Excerpt from a dataset:
■ ■ ■ ■ ■ ■ ■

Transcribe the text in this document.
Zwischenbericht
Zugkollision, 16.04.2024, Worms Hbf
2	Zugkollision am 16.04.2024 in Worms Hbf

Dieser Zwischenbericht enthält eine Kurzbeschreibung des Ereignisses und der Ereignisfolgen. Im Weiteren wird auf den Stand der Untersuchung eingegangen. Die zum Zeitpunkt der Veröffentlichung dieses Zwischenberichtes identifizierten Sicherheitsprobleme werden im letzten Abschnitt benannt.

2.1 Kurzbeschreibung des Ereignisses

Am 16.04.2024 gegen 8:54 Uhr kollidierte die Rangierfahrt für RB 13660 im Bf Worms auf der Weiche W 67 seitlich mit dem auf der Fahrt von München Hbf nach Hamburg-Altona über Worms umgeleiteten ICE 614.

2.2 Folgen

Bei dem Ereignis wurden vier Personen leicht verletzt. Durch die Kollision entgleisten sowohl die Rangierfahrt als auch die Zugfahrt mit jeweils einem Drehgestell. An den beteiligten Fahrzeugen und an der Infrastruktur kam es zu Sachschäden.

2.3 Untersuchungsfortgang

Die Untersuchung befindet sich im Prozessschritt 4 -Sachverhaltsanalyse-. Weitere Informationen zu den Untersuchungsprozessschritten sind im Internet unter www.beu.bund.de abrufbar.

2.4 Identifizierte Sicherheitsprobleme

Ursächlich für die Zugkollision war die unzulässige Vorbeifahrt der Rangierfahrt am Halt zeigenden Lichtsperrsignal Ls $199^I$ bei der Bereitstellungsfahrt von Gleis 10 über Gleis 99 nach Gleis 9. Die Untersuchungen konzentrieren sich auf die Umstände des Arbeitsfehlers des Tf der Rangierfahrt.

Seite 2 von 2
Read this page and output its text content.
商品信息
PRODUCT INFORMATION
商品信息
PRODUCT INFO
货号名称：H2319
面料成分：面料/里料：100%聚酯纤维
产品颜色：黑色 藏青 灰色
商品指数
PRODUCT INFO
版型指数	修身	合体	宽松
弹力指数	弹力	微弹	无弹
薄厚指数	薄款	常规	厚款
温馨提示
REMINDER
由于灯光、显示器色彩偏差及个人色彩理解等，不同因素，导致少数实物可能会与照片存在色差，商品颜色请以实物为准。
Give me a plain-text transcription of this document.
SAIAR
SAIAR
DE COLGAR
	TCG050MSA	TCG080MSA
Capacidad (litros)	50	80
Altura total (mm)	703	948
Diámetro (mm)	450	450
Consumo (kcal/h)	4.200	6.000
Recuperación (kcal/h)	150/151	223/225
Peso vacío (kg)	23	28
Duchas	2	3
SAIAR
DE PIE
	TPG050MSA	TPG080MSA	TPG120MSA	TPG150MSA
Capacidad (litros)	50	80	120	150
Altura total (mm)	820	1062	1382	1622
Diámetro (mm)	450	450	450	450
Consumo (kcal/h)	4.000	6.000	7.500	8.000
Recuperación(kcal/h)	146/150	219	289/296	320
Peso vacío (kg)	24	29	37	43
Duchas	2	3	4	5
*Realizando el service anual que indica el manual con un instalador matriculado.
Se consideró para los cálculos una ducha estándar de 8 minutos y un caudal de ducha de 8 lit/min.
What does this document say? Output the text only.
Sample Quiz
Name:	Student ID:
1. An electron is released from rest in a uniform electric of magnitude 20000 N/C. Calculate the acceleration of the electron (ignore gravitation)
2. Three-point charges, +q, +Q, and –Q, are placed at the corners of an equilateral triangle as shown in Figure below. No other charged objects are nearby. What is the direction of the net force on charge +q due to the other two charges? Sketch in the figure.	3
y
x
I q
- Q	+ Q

■ ■ ■ ■ ■ ■ ■

* [Problem]
Find the string "Worms" in the records, then copy each line where it occurs.

* [Exercise response]
Zugkollision, 16.04.2024, Worms Hbf
2	Zugkollision am 16.04.2024 in Worms Hbf
Am 16.04.2024 gegen 8:54 Uhr kollidierte die Rangierfahrt für RB 13660 im Bf Worms auf der Weiche W 67 seitlich mit dem auf der Fahrt von München Hbf nach Hamburg-Altona über Worms umgeleiteten ICE 614.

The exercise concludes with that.